▸ Task brief
Among the entries below, count the lines that contain the word "Джефферсона". Write down only the total.
** start Source records **
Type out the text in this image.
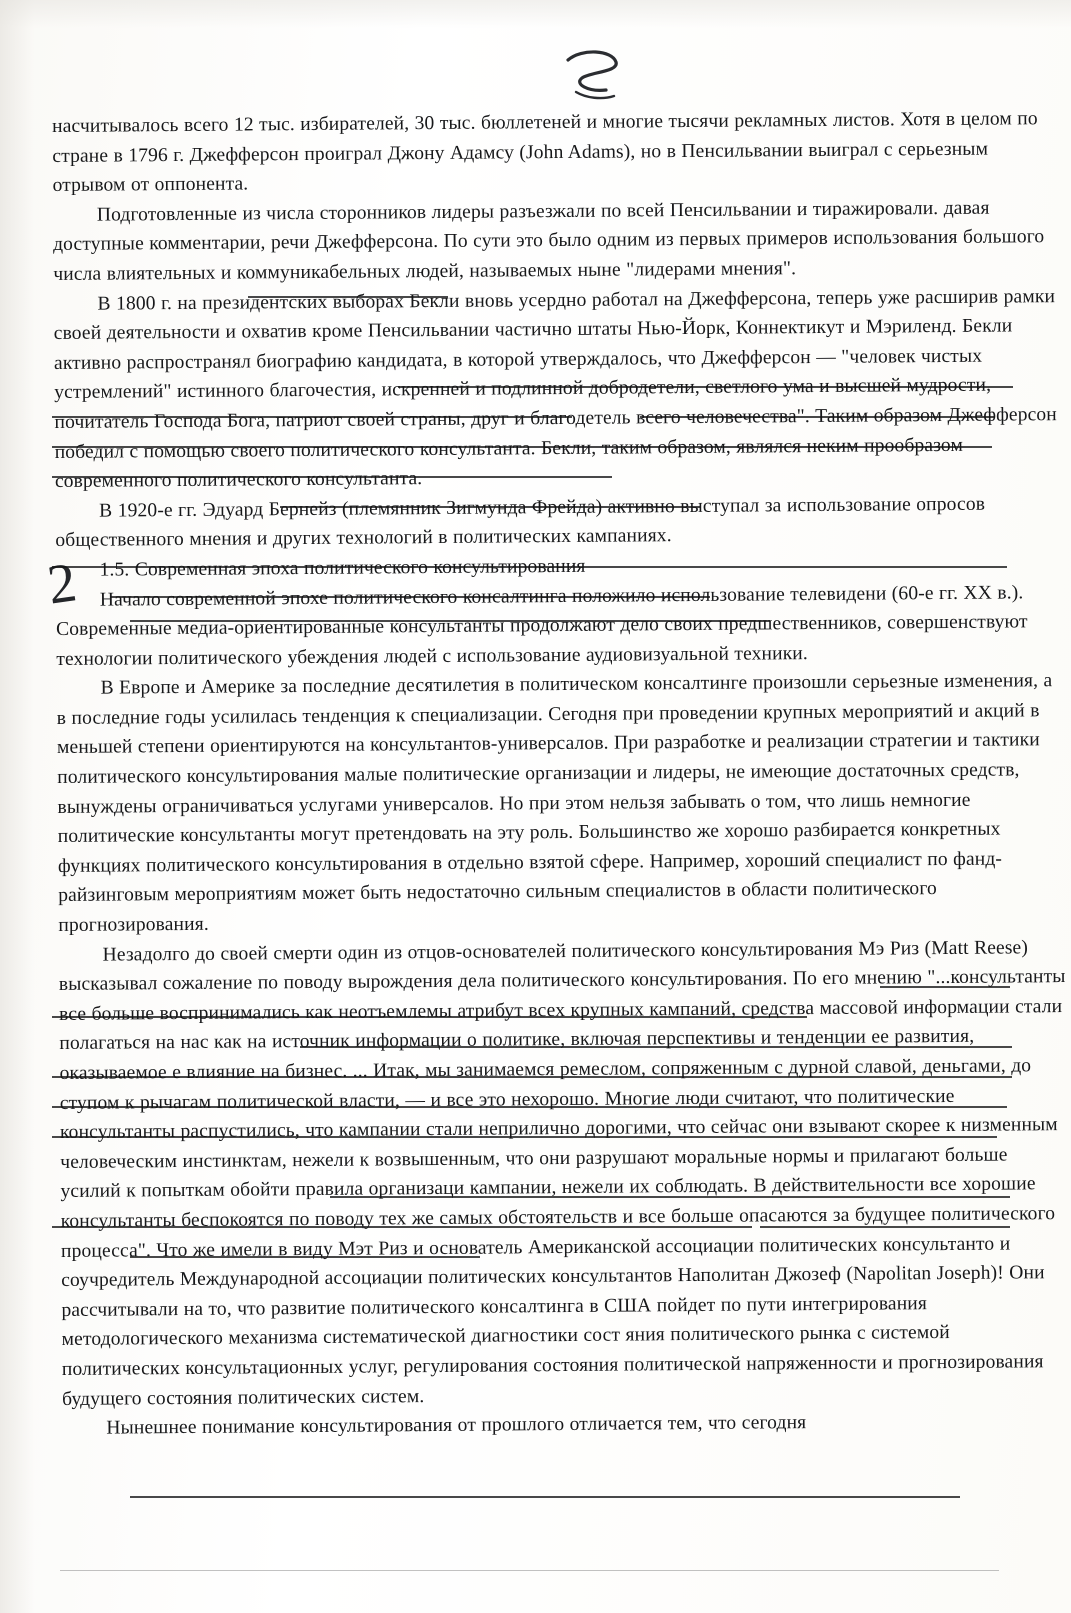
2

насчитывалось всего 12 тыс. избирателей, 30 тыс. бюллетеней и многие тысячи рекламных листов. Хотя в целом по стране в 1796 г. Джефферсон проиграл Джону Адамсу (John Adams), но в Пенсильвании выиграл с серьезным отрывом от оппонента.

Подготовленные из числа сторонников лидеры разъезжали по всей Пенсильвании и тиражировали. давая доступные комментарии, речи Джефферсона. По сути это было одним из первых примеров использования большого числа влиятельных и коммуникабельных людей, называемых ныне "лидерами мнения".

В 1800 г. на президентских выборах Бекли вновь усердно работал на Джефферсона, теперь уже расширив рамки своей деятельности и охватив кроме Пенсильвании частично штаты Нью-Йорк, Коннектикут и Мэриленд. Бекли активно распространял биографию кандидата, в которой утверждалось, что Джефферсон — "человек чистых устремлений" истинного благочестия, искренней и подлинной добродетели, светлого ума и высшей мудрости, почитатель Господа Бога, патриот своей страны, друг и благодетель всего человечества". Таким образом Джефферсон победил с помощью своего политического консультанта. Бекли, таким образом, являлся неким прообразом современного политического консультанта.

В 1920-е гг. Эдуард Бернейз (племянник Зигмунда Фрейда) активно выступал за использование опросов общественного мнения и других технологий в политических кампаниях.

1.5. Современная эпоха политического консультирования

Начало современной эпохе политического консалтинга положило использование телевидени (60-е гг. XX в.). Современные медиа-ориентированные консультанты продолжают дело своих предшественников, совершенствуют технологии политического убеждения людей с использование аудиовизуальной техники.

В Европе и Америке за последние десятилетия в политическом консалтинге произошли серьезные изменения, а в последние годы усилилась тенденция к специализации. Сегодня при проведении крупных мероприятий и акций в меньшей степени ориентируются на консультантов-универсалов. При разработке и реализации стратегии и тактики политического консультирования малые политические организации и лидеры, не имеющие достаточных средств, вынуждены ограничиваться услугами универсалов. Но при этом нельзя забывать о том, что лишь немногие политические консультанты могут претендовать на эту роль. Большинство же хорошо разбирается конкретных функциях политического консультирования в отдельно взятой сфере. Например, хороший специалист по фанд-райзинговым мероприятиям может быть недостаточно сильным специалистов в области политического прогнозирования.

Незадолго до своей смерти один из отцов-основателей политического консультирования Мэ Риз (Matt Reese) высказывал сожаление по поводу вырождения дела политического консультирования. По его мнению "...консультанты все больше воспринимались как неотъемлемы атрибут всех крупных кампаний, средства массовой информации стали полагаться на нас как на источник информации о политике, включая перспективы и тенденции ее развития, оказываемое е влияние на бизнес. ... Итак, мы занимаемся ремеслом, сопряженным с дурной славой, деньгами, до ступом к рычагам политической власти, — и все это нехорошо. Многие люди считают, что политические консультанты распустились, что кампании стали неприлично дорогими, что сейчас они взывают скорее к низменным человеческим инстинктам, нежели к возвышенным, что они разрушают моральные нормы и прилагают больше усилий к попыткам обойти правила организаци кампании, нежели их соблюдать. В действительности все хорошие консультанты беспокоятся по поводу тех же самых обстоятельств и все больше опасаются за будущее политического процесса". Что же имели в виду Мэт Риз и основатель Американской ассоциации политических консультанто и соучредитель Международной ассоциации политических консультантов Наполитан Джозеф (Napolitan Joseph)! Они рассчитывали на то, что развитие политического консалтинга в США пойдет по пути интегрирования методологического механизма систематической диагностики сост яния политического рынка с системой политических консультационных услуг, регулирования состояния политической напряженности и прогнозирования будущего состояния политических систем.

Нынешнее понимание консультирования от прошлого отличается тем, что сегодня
** end Source records **
▸ Result of the exercise
2